[Dataset entries]

■ ■ ■

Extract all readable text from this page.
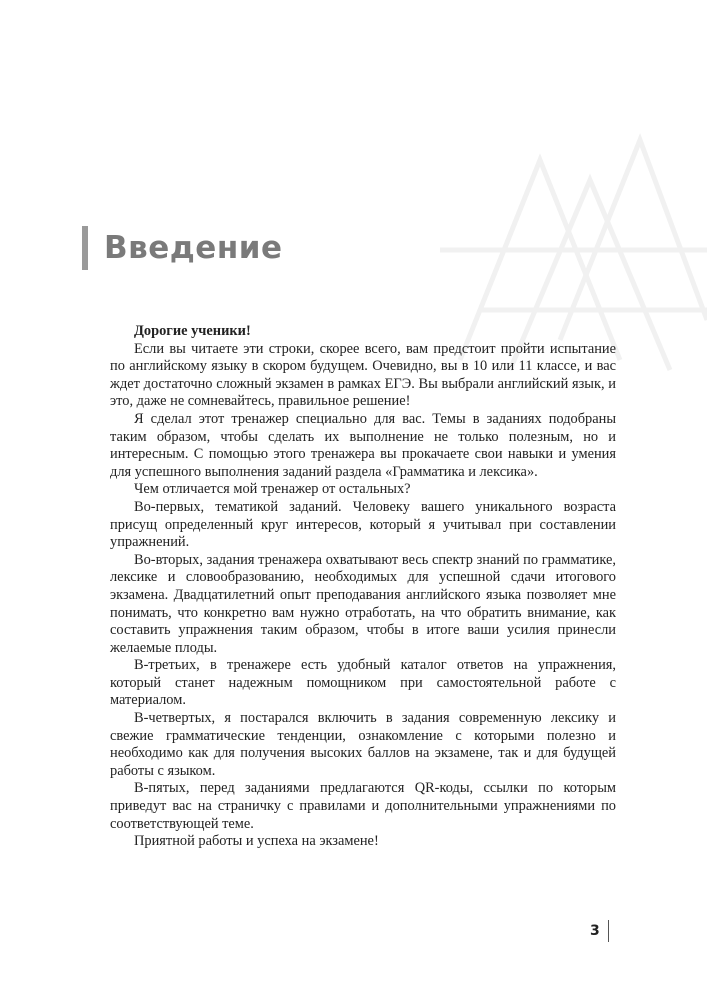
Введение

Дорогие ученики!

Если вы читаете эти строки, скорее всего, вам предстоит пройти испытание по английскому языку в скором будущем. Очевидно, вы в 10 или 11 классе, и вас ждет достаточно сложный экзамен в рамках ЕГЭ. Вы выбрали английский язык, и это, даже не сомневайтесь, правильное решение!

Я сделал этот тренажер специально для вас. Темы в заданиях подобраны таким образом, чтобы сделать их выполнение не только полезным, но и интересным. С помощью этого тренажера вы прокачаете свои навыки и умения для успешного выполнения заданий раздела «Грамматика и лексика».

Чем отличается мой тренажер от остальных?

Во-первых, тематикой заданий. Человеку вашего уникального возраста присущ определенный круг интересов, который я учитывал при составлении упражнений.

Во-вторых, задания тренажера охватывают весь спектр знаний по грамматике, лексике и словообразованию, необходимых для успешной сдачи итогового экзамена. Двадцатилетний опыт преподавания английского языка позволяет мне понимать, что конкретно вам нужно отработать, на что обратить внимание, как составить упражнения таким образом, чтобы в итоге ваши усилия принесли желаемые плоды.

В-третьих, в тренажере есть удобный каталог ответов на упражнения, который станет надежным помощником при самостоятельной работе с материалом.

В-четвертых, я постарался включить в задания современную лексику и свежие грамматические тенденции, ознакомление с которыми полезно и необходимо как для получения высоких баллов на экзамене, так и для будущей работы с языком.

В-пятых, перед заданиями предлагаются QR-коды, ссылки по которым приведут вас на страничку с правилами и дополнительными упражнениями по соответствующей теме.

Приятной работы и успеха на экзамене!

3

■ ■ ■

WHAT THIS TASK INVOLVES:
Pictures excluded, quote all the data above exactly.

RIGHT ANSWER:
Extract all readable text from this page.
Введение

Дорогие ученики!

Если вы читаете эти строки, скорее всего, вам предстоит пройти испытание по английскому языку в скором будущем. Очевидно, вы в 10 или 11 классе, и вас ждет достаточно сложный экзамен в рамках ЕГЭ. Вы выбрали английский язык, и это, даже не сомневайтесь, правильное решение!

Я сделал этот тренажер специально для вас. Темы в заданиях подобраны таким образом, чтобы сделать их выполнение не только полезным, но и интересным. С помощью этого тренажера вы прокачаете свои навыки и умения для успешного выполнения заданий раздела «Грамматика и лексика».

Чем отличается мой тренажер от остальных?

Во-первых, тематикой заданий. Человеку вашего уникального возраста присущ определенный круг интересов, который я учитывал при составлении упражнений.

Во-вторых, задания тренажера охватывают весь спектр знаний по грамматике, лексике и словообразованию, необходимых для успешной сдачи итогового экзамена. Двадцатилетний опыт преподавания английского языка позволяет мне понимать, что конкретно вам нужно отработать, на что обратить внимание, как составить упражнения таким образом, чтобы в итоге ваши усилия принесли желаемые плоды.

В-третьих, в тренажере есть удобный каталог ответов на упражнения, который станет надежным помощником при самостоятельной работе с материалом.

В-четвертых, я постарался включить в задания современную лексику и свежие грамматические тенденции, ознакомление с которыми полезно и необходимо как для получения высоких баллов на экзамене, так и для будущей работы с языком.

В-пятых, перед заданиями предлагаются QR-коды, ссылки по которым приведут вас на страничку с правилами и дополнительными упражнениями по соответствующей теме.

Приятной работы и успеха на экзамене!

3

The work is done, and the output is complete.